(EXERCISE GOAL) Write the material out again, line by line, exactly as it is.

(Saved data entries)

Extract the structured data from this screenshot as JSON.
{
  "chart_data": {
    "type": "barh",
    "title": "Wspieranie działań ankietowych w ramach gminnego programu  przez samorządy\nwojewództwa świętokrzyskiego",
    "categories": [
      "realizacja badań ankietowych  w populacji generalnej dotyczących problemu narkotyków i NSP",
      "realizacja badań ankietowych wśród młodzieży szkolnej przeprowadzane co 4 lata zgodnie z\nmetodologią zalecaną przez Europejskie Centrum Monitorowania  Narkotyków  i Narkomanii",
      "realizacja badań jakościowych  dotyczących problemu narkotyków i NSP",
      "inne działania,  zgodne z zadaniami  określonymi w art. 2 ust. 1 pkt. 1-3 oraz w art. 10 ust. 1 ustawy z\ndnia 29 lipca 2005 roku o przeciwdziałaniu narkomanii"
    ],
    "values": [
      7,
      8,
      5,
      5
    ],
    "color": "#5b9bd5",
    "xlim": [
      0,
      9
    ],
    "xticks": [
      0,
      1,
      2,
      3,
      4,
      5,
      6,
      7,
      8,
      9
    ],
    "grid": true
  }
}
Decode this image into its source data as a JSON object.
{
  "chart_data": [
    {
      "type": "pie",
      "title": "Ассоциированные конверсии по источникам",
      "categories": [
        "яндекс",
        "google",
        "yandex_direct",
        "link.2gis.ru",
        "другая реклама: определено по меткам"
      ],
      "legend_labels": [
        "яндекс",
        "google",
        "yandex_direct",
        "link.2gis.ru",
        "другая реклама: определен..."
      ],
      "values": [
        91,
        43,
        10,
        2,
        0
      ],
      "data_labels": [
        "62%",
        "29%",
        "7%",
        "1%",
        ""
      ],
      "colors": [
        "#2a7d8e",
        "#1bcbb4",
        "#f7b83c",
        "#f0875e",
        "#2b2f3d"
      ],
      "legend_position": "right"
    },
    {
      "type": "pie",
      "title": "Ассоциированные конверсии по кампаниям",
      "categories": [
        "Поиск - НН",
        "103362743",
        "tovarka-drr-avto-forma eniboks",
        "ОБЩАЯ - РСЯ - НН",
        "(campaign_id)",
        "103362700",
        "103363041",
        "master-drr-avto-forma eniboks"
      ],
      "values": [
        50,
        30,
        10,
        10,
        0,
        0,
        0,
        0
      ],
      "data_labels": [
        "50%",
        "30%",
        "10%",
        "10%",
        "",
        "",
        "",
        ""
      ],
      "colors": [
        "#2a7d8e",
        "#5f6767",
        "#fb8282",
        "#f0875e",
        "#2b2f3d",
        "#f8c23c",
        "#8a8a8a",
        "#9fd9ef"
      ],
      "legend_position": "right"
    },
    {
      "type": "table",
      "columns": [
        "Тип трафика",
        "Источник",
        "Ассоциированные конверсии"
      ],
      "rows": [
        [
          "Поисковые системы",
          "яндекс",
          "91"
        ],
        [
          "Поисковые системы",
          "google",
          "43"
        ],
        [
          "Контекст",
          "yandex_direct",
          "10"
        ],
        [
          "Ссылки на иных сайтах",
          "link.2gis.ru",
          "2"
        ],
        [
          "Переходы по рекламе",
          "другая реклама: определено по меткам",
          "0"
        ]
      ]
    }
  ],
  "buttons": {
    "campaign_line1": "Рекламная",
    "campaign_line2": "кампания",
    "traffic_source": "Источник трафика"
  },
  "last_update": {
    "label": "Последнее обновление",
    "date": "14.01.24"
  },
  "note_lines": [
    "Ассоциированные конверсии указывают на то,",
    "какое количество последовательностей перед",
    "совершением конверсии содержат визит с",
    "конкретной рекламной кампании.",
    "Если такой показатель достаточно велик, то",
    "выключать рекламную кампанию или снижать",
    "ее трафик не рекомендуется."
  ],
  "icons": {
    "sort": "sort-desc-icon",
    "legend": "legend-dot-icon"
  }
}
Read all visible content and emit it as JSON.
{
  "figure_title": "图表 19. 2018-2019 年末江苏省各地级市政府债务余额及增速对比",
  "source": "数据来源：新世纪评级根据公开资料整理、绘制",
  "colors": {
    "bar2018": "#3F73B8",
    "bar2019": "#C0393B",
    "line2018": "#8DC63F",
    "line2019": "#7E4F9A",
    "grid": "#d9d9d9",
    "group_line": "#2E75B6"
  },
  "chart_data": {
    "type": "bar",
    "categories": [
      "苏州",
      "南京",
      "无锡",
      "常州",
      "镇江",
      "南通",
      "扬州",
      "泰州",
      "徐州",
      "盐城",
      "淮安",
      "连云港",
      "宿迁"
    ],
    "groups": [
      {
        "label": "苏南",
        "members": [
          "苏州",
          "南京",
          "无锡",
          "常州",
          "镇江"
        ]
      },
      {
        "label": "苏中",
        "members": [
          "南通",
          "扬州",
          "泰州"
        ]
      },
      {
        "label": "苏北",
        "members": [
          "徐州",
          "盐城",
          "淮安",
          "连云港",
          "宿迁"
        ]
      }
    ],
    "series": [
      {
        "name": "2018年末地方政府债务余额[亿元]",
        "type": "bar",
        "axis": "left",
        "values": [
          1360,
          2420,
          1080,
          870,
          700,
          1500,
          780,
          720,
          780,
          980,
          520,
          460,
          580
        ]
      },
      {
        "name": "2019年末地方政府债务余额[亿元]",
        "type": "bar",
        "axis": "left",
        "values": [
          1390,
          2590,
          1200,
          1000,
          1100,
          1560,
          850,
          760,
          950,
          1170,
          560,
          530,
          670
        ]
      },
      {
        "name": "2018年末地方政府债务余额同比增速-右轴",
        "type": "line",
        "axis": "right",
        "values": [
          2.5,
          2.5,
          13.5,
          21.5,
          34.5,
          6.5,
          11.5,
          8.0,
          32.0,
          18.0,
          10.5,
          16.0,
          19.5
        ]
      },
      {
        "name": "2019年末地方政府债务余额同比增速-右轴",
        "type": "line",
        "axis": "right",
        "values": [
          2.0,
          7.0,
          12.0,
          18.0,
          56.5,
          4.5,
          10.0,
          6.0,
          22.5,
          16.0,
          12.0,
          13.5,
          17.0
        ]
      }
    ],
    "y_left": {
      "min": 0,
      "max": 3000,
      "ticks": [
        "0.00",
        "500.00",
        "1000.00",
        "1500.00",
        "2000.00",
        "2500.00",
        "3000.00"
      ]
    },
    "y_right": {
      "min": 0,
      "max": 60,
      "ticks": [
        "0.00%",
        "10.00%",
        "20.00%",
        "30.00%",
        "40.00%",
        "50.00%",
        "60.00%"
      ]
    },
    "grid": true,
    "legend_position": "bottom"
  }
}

(SOLVED EXERCISE)
Extract the structured data from this screenshot as JSON.
{
  "chart_data": {
    "type": "barh",
    "title": "Wspieranie działań ankietowych w ramach gminnego programu  przez samorządy\nwojewództwa świętokrzyskiego",
    "categories": [
      "realizacja badań ankietowych  w populacji generalnej dotyczących problemu narkotyków i NSP",
      "realizacja badań ankietowych wśród młodzieży szkolnej przeprowadzane co 4 lata zgodnie z\nmetodologią zalecaną przez Europejskie Centrum Monitorowania  Narkotyków  i Narkomanii",
      "realizacja badań jakościowych  dotyczących problemu narkotyków i NSP",
      "inne działania,  zgodne z zadaniami  określonymi w art. 2 ust. 1 pkt. 1-3 oraz w art. 10 ust. 1 ustawy z\ndnia 29 lipca 2005 roku o przeciwdziałaniu narkomanii"
    ],
    "values": [
      7,
      8,
      5,
      5
    ],
    "color": "#5b9bd5",
    "xlim": [
      0,
      9
    ],
    "xticks": [
      0,
      1,
      2,
      3,
      4,
      5,
      6,
      7,
      8,
      9
    ],
    "grid": true
  }
}
Decode this image into its source data as a JSON object.
{
  "chart_data": [
    {
      "type": "pie",
      "title": "Ассоциированные конверсии по источникам",
      "categories": [
        "яндекс",
        "google",
        "yandex_direct",
        "link.2gis.ru",
        "другая реклама: определено по меткам"
      ],
      "legend_labels": [
        "яндекс",
        "google",
        "yandex_direct",
        "link.2gis.ru",
        "другая реклама: определен..."
      ],
      "values": [
        91,
        43,
        10,
        2,
        0
      ],
      "data_labels": [
        "62%",
        "29%",
        "7%",
        "1%",
        ""
      ],
      "colors": [
        "#2a7d8e",
        "#1bcbb4",
        "#f7b83c",
        "#f0875e",
        "#2b2f3d"
      ],
      "legend_position": "right"
    },
    {
      "type": "pie",
      "title": "Ассоциированные конверсии по кампаниям",
      "categories": [
        "Поиск - НН",
        "103362743",
        "tovarka-drr-avto-forma eniboks",
        "ОБЩАЯ - РСЯ - НН",
        "(campaign_id)",
        "103362700",
        "103363041",
        "master-drr-avto-forma eniboks"
      ],
      "values": [
        50,
        30,
        10,
        10,
        0,
        0,
        0,
        0
      ],
      "data_labels": [
        "50%",
        "30%",
        "10%",
        "10%",
        "",
        "",
        "",
        ""
      ],
      "colors": [
        "#2a7d8e",
        "#5f6767",
        "#fb8282",
        "#f0875e",
        "#2b2f3d",
        "#f8c23c",
        "#8a8a8a",
        "#9fd9ef"
      ],
      "legend_position": "right"
    },
    {
      "type": "table",
      "columns": [
        "Тип трафика",
        "Источник",
        "Ассоциированные конверсии"
      ],
      "rows": [
        [
          "Поисковые системы",
          "яндекс",
          "91"
        ],
        [
          "Поисковые системы",
          "google",
          "43"
        ],
        [
          "Контекст",
          "yandex_direct",
          "10"
        ],
        [
          "Ссылки на иных сайтах",
          "link.2gis.ru",
          "2"
        ],
        [
          "Переходы по рекламе",
          "другая реклама: определено по меткам",
          "0"
        ]
      ]
    }
  ],
  "buttons": {
    "campaign_line1": "Рекламная",
    "campaign_line2": "кампания",
    "traffic_source": "Источник трафика"
  },
  "last_update": {
    "label": "Последнее обновление",
    "date": "14.01.24"
  },
  "note_lines": [
    "Ассоциированные конверсии указывают на то,",
    "какое количество последовательностей перед",
    "совершением конверсии содержат визит с",
    "конкретной рекламной кампании.",
    "Если такой показатель достаточно велик, то",
    "выключать рекламную кампанию или снижать",
    "ее трафик не рекомендуется."
  ],
  "icons": {
    "sort": "sort-desc-icon",
    "legend": "legend-dot-icon"
  }
}
Read all visible content and emit it as JSON.
{
  "figure_title": "图表 19. 2018-2019 年末江苏省各地级市政府债务余额及增速对比",
  "source": "数据来源：新世纪评级根据公开资料整理、绘制",
  "colors": {
    "bar2018": "#3F73B8",
    "bar2019": "#C0393B",
    "line2018": "#8DC63F",
    "line2019": "#7E4F9A",
    "grid": "#d9d9d9",
    "group_line": "#2E75B6"
  },
  "chart_data": {
    "type": "bar",
    "categories": [
      "苏州",
      "南京",
      "无锡",
      "常州",
      "镇江",
      "南通",
      "扬州",
      "泰州",
      "徐州",
      "盐城",
      "淮安",
      "连云港",
      "宿迁"
    ],
    "groups": [
      {
        "label": "苏南",
        "members": [
          "苏州",
          "南京",
          "无锡",
          "常州",
          "镇江"
        ]
      },
      {
        "label": "苏中",
        "members": [
          "南通",
          "扬州",
          "泰州"
        ]
      },
      {
        "label": "苏北",
        "members": [
          "徐州",
          "盐城",
          "淮安",
          "连云港",
          "宿迁"
        ]
      }
    ],
    "series": [
      {
        "name": "2018年末地方政府债务余额[亿元]",
        "type": "bar",
        "axis": "left",
        "values": [
          1360,
          2420,
          1080,
          870,
          700,
          1500,
          780,
          720,
          780,
          980,
          520,
          460,
          580
        ]
      },
      {
        "name": "2019年末地方政府债务余额[亿元]",
        "type": "bar",
        "axis": "left",
        "values": [
          1390,
          2590,
          1200,
          1000,
          1100,
          1560,
          850,
          760,
          950,
          1170,
          560,
          530,
          670
        ]
      },
      {
        "name": "2018年末地方政府债务余额同比增速-右轴",
        "type": "line",
        "axis": "right",
        "values": [
          2.5,
          2.5,
          13.5,
          21.5,
          34.5,
          6.5,
          11.5,
          8.0,
          32.0,
          18.0,
          10.5,
          16.0,
          19.5
        ]
      },
      {
        "name": "2019年末地方政府债务余额同比增速-右轴",
        "type": "line",
        "axis": "right",
        "values": [
          2.0,
          7.0,
          12.0,
          18.0,
          56.5,
          4.5,
          10.0,
          6.0,
          22.5,
          16.0,
          12.0,
          13.5,
          17.0
        ]
      }
    ],
    "y_left": {
      "min": 0,
      "max": 3000,
      "ticks": [
        "0.00",
        "500.00",
        "1000.00",
        "1500.00",
        "2000.00",
        "2500.00",
        "3000.00"
      ]
    },
    "y_right": {
      "min": 0,
      "max": 60,
      "ticks": [
        "0.00%",
        "10.00%",
        "20.00%",
        "30.00%",
        "40.00%",
        "50.00%",
        "60.00%"
      ]
    },
    "grid": true,
    "legend_position": "bottom"
  }
}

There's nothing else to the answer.